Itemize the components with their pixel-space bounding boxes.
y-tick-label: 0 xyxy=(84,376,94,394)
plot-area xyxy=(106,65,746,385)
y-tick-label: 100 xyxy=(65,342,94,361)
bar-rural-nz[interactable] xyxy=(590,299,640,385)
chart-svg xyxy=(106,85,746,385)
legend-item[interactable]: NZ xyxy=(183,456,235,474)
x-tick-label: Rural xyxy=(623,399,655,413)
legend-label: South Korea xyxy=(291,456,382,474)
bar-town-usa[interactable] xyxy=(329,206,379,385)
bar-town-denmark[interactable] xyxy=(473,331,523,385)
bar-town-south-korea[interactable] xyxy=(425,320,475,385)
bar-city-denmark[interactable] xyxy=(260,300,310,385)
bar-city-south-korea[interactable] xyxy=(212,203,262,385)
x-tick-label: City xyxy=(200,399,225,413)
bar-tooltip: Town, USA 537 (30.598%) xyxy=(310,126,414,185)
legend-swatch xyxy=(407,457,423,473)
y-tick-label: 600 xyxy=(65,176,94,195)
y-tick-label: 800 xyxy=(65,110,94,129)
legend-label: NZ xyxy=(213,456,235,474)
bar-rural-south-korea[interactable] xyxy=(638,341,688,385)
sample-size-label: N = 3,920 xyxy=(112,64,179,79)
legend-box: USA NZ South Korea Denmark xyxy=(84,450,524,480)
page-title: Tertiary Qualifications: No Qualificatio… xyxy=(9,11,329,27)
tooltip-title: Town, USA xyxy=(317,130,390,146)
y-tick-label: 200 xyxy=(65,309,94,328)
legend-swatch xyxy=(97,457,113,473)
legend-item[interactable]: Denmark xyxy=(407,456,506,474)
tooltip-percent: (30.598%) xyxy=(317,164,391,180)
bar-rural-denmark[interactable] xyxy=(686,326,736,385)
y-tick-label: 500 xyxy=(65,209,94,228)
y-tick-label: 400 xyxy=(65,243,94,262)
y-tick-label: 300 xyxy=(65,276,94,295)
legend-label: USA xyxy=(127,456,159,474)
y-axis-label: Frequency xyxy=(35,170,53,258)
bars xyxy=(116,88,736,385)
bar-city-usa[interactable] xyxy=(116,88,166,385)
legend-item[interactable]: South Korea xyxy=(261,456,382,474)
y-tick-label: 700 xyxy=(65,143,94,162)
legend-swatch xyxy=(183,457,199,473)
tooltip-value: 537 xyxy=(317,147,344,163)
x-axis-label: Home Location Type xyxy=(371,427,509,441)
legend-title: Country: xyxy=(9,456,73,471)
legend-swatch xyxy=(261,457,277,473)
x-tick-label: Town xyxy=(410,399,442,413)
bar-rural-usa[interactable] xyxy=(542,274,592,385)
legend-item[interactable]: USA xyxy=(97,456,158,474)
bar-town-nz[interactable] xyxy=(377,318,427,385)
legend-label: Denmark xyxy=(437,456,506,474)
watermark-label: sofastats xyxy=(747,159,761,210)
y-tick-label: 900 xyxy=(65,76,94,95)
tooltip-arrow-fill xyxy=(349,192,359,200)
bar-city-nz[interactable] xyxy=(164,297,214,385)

-*-

Proszę przepisać cały wykaz powyżej, zamieniając „Frequency” na „Count”. Reszta ma pozostać bez zmian.

**ODPOWIEDŹ**:
Itemize the components with their pixel-space bounding boxes.
y-tick-label: 0 xyxy=(84,376,94,394)
plot-area xyxy=(106,65,746,385)
y-tick-label: 100 xyxy=(65,342,94,361)
bar-rural-nz[interactable] xyxy=(590,299,640,385)
chart-svg xyxy=(106,85,746,385)
legend-item[interactable]: NZ xyxy=(183,456,235,474)
x-tick-label: Rural xyxy=(623,399,655,413)
legend-label: South Korea xyxy=(291,456,382,474)
bar-town-usa[interactable] xyxy=(329,206,379,385)
bar-town-denmark[interactable] xyxy=(473,331,523,385)
bar-town-south-korea[interactable] xyxy=(425,320,475,385)
bar-city-denmark[interactable] xyxy=(260,300,310,385)
bar-city-south-korea[interactable] xyxy=(212,203,262,385)
x-tick-label: City xyxy=(200,399,225,413)
bar-tooltip: Town, USA 537 (30.598%) xyxy=(310,126,414,185)
legend-swatch xyxy=(407,457,423,473)
y-tick-label: 600 xyxy=(65,176,94,195)
y-tick-label: 800 xyxy=(65,110,94,129)
legend-label: NZ xyxy=(213,456,235,474)
bar-rural-south-korea[interactable] xyxy=(638,341,688,385)
sample-size-label: N = 3,920 xyxy=(112,64,179,79)
legend-box: USA NZ South Korea Denmark xyxy=(84,450,524,480)
page-title: Tertiary Qualifications: No Qualificatio… xyxy=(9,11,329,27)
tooltip-title: Town, USA xyxy=(317,130,390,146)
y-tick-label: 200 xyxy=(65,309,94,328)
legend-swatch xyxy=(97,457,113,473)
legend-item[interactable]: Denmark xyxy=(407,456,506,474)
tooltip-percent: (30.598%) xyxy=(317,164,391,180)
bar-rural-denmark[interactable] xyxy=(686,326,736,385)
y-tick-label: 500 xyxy=(65,209,94,228)
y-tick-label: 400 xyxy=(65,243,94,262)
y-tick-label: 300 xyxy=(65,276,94,295)
legend-label: USA xyxy=(127,456,159,474)
y-axis-label: Count xyxy=(35,170,53,258)
bars xyxy=(116,88,736,385)
bar-city-usa[interactable] xyxy=(116,88,166,385)
legend-item[interactable]: South Korea xyxy=(261,456,382,474)
y-tick-label: 700 xyxy=(65,143,94,162)
legend-swatch xyxy=(183,457,199,473)
tooltip-value: 537 xyxy=(317,147,344,163)
x-axis-label: Home Location Type xyxy=(371,427,509,441)
legend-title: Country: xyxy=(9,456,73,471)
legend-swatch xyxy=(261,457,277,473)
x-tick-label: Town xyxy=(410,399,442,413)
bar-rural-usa[interactable] xyxy=(542,274,592,385)
legend-item[interactable]: USA xyxy=(97,456,158,474)
bar-town-nz[interactable] xyxy=(377,318,427,385)
legend-label: Denmark xyxy=(437,456,506,474)
watermark-label: sofastats xyxy=(747,159,761,210)
y-tick-label: 900 xyxy=(65,76,94,95)
tooltip-arrow-fill xyxy=(349,192,359,200)
bar-city-nz[interactable] xyxy=(164,297,214,385)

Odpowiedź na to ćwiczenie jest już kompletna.